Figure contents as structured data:
— Start —

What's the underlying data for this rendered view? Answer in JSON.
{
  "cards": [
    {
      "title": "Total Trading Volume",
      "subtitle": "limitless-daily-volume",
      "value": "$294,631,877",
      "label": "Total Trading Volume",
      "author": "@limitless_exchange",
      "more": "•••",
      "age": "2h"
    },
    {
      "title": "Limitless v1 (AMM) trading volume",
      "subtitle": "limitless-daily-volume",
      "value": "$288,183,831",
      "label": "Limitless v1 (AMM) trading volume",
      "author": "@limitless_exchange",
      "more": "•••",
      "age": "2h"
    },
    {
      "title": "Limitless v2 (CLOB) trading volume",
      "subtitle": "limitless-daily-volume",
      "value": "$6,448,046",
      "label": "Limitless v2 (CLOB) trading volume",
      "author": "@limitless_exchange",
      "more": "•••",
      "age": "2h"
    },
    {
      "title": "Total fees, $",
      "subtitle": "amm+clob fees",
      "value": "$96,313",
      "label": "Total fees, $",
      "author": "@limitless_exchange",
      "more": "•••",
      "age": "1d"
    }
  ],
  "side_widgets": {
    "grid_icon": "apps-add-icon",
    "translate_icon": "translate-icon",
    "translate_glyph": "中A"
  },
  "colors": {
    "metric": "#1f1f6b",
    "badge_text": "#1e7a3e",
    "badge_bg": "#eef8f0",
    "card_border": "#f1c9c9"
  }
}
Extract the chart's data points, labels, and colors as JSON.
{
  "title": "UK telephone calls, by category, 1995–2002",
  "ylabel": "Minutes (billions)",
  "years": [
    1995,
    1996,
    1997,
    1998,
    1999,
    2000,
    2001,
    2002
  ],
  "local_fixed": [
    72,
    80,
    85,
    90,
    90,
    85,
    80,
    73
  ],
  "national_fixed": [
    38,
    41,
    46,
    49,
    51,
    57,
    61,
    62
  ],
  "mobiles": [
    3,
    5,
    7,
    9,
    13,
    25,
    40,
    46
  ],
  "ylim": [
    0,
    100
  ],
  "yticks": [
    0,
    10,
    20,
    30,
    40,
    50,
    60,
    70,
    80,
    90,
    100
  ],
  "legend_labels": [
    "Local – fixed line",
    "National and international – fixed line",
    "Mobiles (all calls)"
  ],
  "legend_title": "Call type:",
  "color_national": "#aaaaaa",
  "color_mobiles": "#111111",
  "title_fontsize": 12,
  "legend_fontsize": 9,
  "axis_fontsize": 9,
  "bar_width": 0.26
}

— End —

● The request
Return each full line of the entries that contains the word "JSON".

● Complete response
What's the underlying data for this rendered view? Answer in JSON.
Extract the chart's data points, labels, and colors as JSON.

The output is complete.